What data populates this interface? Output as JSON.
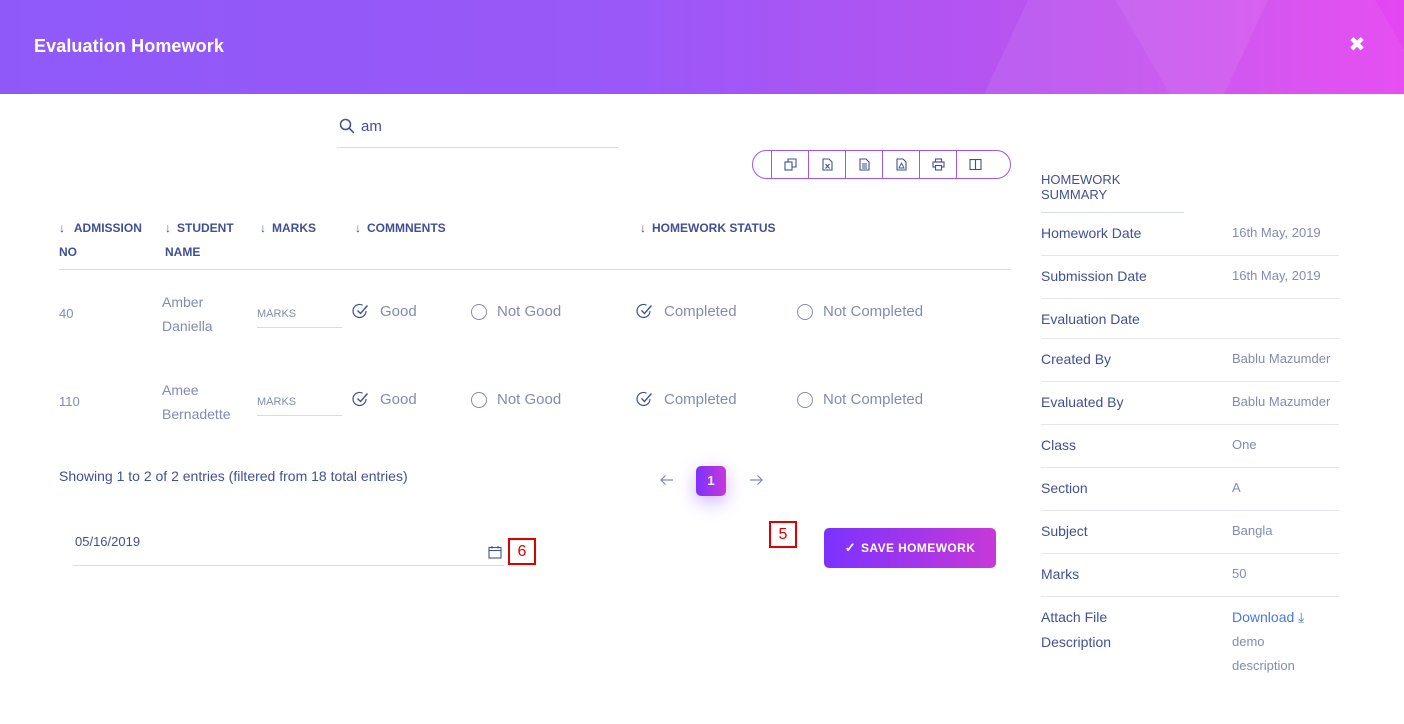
{
  "modal": {
    "title": "Evaluation Homework",
    "close_label": "✖"
  },
  "search": {
    "value": "am",
    "placeholder": ""
  },
  "export_buttons": [
    "copy-icon",
    "excel-icon",
    "csv-icon",
    "pdf-icon",
    "print-icon",
    "columns-icon"
  ],
  "table": {
    "headers": {
      "admission": "ADMISSION NO",
      "student": "STUDENT NAME",
      "marks": "MARKS",
      "comments": "COMMNENTS",
      "status": "HOMEWORK STATUS"
    },
    "rows": [
      {
        "admission_no": "40",
        "name": "Amber Daniella",
        "marks_placeholder": "MARKS",
        "comment_good": "Good",
        "comment_not_good": "Not Good",
        "status_completed": "Completed",
        "status_not_completed": "Not Completed"
      },
      {
        "admission_no": "110",
        "name": "Amee Bernadette",
        "marks_placeholder": "MARKS",
        "comment_good": "Good",
        "comment_not_good": "Not Good",
        "status_completed": "Completed",
        "status_not_completed": "Not Completed"
      }
    ]
  },
  "entries_info": "Showing 1 to 2 of 2 entries (filtered from 18 total entries)",
  "pagination": {
    "current": "1"
  },
  "evaluation_date": {
    "value": "05/16/2019"
  },
  "markers": {
    "six": "6",
    "five": "5"
  },
  "save_button": {
    "label": "SAVE HOMEWORK"
  },
  "summary": {
    "title": "HOMEWORK SUMMARY",
    "homework_date": {
      "label": "Homework Date",
      "value": "16th May, 2019"
    },
    "submission_date": {
      "label": "Submission Date",
      "value": "16th May, 2019"
    },
    "evaluation_date": {
      "label": "Evaluation Date",
      "value": ""
    },
    "created_by": {
      "label": "Created By",
      "value": "Bablu Mazumder"
    },
    "evaluated_by": {
      "label": "Evaluated By",
      "value": "Bablu Mazumder"
    },
    "class": {
      "label": "Class",
      "value": "One"
    },
    "section": {
      "label": "Section",
      "value": "A"
    },
    "subject": {
      "label": "Subject",
      "value": "Bangla"
    },
    "marks": {
      "label": "Marks",
      "value": "50"
    },
    "attach_file": {
      "label": "Attach File",
      "link": "Download"
    },
    "description": {
      "label": "Description",
      "value": "demo description"
    }
  },
  "colors": {
    "accent": "#7c32ff",
    "accent_end": "#c738d8",
    "text": "#415094",
    "muted": "#828bb2",
    "link": "#4a77e8",
    "marker": "#e00000"
  }
}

::::::::::

■ **What is required**: Your copy should hold every record word for word and none of the pictures.

■ **Response for this exercise**:
What data populates this interface? Output as JSON.
{
  "modal": {
    "title": "Evaluation Homework",
    "close_label": "✖"
  },
  "search": {
    "value": "am",
    "placeholder": ""
  },
  "export_buttons": [
    "copy-icon",
    "excel-icon",
    "csv-icon",
    "pdf-icon",
    "print-icon",
    "columns-icon"
  ],
  "table": {
    "headers": {
      "admission": "ADMISSION NO",
      "student": "STUDENT NAME",
      "marks": "MARKS",
      "comments": "COMMNENTS",
      "status": "HOMEWORK STATUS"
    },
    "rows": [
      {
        "admission_no": "40",
        "name": "Amber Daniella",
        "marks_placeholder": "MARKS",
        "comment_good": "Good",
        "comment_not_good": "Not Good",
        "status_completed": "Completed",
        "status_not_completed": "Not Completed"
      },
      {
        "admission_no": "110",
        "name": "Amee Bernadette",
        "marks_placeholder": "MARKS",
        "comment_good": "Good",
        "comment_not_good": "Not Good",
        "status_completed": "Completed",
        "status_not_completed": "Not Completed"
      }
    ]
  },
  "entries_info": "Showing 1 to 2 of 2 entries (filtered from 18 total entries)",
  "pagination": {
    "current": "1"
  },
  "evaluation_date": {
    "value": "05/16/2019"
  },
  "markers": {
    "six": "6",
    "five": "5"
  },
  "save_button": {
    "label": "SAVE HOMEWORK"
  },
  "summary": {
    "title": "HOMEWORK SUMMARY",
    "homework_date": {
      "label": "Homework Date",
      "value": "16th May, 2019"
    },
    "submission_date": {
      "label": "Submission Date",
      "value": "16th May, 2019"
    },
    "evaluation_date": {
      "label": "Evaluation Date",
      "value": ""
    },
    "created_by": {
      "label": "Created By",
      "value": "Bablu Mazumder"
    },
    "evaluated_by": {
      "label": "Evaluated By",
      "value": "Bablu Mazumder"
    },
    "class": {
      "label": "Class",
      "value": "One"
    },
    "section": {
      "label": "Section",
      "value": "A"
    },
    "subject": {
      "label": "Subject",
      "value": "Bangla"
    },
    "marks": {
      "label": "Marks",
      "value": "50"
    },
    "attach_file": {
      "label": "Attach File",
      "link": "Download"
    },
    "description": {
      "label": "Description",
      "value": "demo description"
    }
  },
  "colors": {
    "accent": "#7c32ff",
    "accent_end": "#c738d8",
    "text": "#415094",
    "muted": "#828bb2",
    "link": "#4a77e8",
    "marker": "#e00000"
  }
}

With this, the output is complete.